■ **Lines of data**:
%%
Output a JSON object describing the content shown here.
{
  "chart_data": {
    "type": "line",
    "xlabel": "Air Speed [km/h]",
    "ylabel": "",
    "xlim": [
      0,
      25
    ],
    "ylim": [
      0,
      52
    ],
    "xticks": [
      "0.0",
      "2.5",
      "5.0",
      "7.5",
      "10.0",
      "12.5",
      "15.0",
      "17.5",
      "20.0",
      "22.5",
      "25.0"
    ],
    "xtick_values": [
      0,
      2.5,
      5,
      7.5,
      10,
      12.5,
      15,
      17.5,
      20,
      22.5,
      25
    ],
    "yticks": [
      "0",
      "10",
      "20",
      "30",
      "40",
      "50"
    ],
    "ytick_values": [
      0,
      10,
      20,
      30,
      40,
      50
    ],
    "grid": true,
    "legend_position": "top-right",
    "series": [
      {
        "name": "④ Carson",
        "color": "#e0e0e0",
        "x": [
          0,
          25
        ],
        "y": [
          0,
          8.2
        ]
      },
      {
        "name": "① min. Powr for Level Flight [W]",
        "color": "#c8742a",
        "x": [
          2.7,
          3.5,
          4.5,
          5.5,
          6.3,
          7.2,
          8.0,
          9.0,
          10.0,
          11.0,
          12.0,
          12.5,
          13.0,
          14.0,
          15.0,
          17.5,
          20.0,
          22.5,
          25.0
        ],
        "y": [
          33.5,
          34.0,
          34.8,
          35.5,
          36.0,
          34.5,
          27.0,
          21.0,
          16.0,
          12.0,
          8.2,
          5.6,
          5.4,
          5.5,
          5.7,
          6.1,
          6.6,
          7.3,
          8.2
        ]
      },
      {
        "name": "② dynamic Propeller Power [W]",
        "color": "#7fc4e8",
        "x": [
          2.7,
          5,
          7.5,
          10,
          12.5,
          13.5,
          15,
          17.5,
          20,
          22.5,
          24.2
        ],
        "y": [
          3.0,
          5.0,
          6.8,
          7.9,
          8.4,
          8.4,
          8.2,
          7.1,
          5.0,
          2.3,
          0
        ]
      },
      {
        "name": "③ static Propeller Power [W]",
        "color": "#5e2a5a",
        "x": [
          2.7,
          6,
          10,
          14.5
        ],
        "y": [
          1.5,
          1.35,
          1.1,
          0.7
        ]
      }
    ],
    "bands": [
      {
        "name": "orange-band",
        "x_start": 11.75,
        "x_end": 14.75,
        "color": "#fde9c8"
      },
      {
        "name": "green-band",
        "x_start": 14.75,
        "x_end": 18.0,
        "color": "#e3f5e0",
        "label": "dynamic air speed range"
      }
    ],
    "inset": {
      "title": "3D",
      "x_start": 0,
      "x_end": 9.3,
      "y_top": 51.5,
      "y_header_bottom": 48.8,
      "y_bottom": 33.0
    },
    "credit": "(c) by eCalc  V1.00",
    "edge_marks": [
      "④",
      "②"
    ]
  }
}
%%
■ **GIVEN REQUEST**:
State how many lines of the data include the word "Power", with nothing else.

■ **OUTPUT**:
2